### Exercise instructions
Print the listing below in its entirety, character for character.

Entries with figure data
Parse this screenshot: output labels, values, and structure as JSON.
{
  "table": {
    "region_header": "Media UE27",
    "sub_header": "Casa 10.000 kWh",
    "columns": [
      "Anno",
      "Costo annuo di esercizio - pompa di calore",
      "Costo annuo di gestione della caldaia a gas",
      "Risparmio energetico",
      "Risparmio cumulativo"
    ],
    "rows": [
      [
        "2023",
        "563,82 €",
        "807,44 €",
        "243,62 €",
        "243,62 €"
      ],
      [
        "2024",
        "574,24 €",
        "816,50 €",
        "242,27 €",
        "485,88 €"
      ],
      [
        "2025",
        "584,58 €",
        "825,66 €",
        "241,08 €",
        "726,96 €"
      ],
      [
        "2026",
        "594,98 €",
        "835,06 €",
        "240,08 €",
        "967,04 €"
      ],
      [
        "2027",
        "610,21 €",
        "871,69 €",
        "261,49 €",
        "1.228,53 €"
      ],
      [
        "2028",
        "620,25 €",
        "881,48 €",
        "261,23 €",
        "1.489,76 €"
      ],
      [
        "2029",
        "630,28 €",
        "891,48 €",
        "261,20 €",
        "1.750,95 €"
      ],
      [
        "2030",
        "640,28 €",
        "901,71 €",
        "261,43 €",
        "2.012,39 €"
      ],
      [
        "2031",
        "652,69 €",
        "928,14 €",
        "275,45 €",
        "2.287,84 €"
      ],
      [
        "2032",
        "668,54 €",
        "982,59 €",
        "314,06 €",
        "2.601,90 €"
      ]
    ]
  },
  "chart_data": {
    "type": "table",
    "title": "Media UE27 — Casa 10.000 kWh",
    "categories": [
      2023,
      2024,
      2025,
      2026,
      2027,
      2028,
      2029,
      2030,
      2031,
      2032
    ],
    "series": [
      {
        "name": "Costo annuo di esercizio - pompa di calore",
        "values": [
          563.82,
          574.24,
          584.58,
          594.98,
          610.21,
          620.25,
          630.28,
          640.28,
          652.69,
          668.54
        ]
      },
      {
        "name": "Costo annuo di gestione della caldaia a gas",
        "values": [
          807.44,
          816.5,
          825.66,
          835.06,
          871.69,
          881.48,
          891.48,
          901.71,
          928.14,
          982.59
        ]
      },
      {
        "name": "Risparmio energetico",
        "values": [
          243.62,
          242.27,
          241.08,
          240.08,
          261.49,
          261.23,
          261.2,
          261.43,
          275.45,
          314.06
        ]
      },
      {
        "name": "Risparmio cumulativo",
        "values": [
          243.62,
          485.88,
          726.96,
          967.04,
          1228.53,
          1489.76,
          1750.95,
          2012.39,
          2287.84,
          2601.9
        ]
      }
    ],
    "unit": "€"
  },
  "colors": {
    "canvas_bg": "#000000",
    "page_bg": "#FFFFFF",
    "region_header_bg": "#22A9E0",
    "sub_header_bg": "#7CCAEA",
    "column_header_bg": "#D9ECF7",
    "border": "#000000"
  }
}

### Correct answer
Parse this screenshot: output labels, values, and structure as JSON.
{
  "table": {
    "region_header": "Media UE27",
    "sub_header": "Casa 10.000 kWh",
    "columns": [
      "Anno",
      "Costo annuo di esercizio - pompa di calore",
      "Costo annuo di gestione della caldaia a gas",
      "Risparmio energetico",
      "Risparmio cumulativo"
    ],
    "rows": [
      [
        "2023",
        "563,82 €",
        "807,44 €",
        "243,62 €",
        "243,62 €"
      ],
      [
        "2024",
        "574,24 €",
        "816,50 €",
        "242,27 €",
        "485,88 €"
      ],
      [
        "2025",
        "584,58 €",
        "825,66 €",
        "241,08 €",
        "726,96 €"
      ],
      [
        "2026",
        "594,98 €",
        "835,06 €",
        "240,08 €",
        "967,04 €"
      ],
      [
        "2027",
        "610,21 €",
        "871,69 €",
        "261,49 €",
        "1.228,53 €"
      ],
      [
        "2028",
        "620,25 €",
        "881,48 €",
        "261,23 €",
        "1.489,76 €"
      ],
      [
        "2029",
        "630,28 €",
        "891,48 €",
        "261,20 €",
        "1.750,95 €"
      ],
      [
        "2030",
        "640,28 €",
        "901,71 €",
        "261,43 €",
        "2.012,39 €"
      ],
      [
        "2031",
        "652,69 €",
        "928,14 €",
        "275,45 €",
        "2.287,84 €"
      ],
      [
        "2032",
        "668,54 €",
        "982,59 €",
        "314,06 €",
        "2.601,90 €"
      ]
    ]
  },
  "chart_data": {
    "type": "table",
    "title": "Media UE27 — Casa 10.000 kWh",
    "categories": [
      2023,
      2024,
      2025,
      2026,
      2027,
      2028,
      2029,
      2030,
      2031,
      2032
    ],
    "series": [
      {
        "name": "Costo annuo di esercizio - pompa di calore",
        "values": [
          563.82,
          574.24,
          584.58,
          594.98,
          610.21,
          620.25,
          630.28,
          640.28,
          652.69,
          668.54
        ]
      },
      {
        "name": "Costo annuo di gestione della caldaia a gas",
        "values": [
          807.44,
          816.5,
          825.66,
          835.06,
          871.69,
          881.48,
          891.48,
          901.71,
          928.14,
          982.59
        ]
      },
      {
        "name": "Risparmio energetico",
        "values": [
          243.62,
          242.27,
          241.08,
          240.08,
          261.49,
          261.23,
          261.2,
          261.43,
          275.45,
          314.06
        ]
      },
      {
        "name": "Risparmio cumulativo",
        "values": [
          243.62,
          485.88,
          726.96,
          967.04,
          1228.53,
          1489.76,
          1750.95,
          2012.39,
          2287.84,
          2601.9
        ]
      }
    ],
    "unit": "€"
  },
  "colors": {
    "canvas_bg": "#000000",
    "page_bg": "#FFFFFF",
    "region_header_bg": "#22A9E0",
    "sub_header_bg": "#7CCAEA",
    "column_header_bg": "#D9ECF7",
    "border": "#000000"
  }
}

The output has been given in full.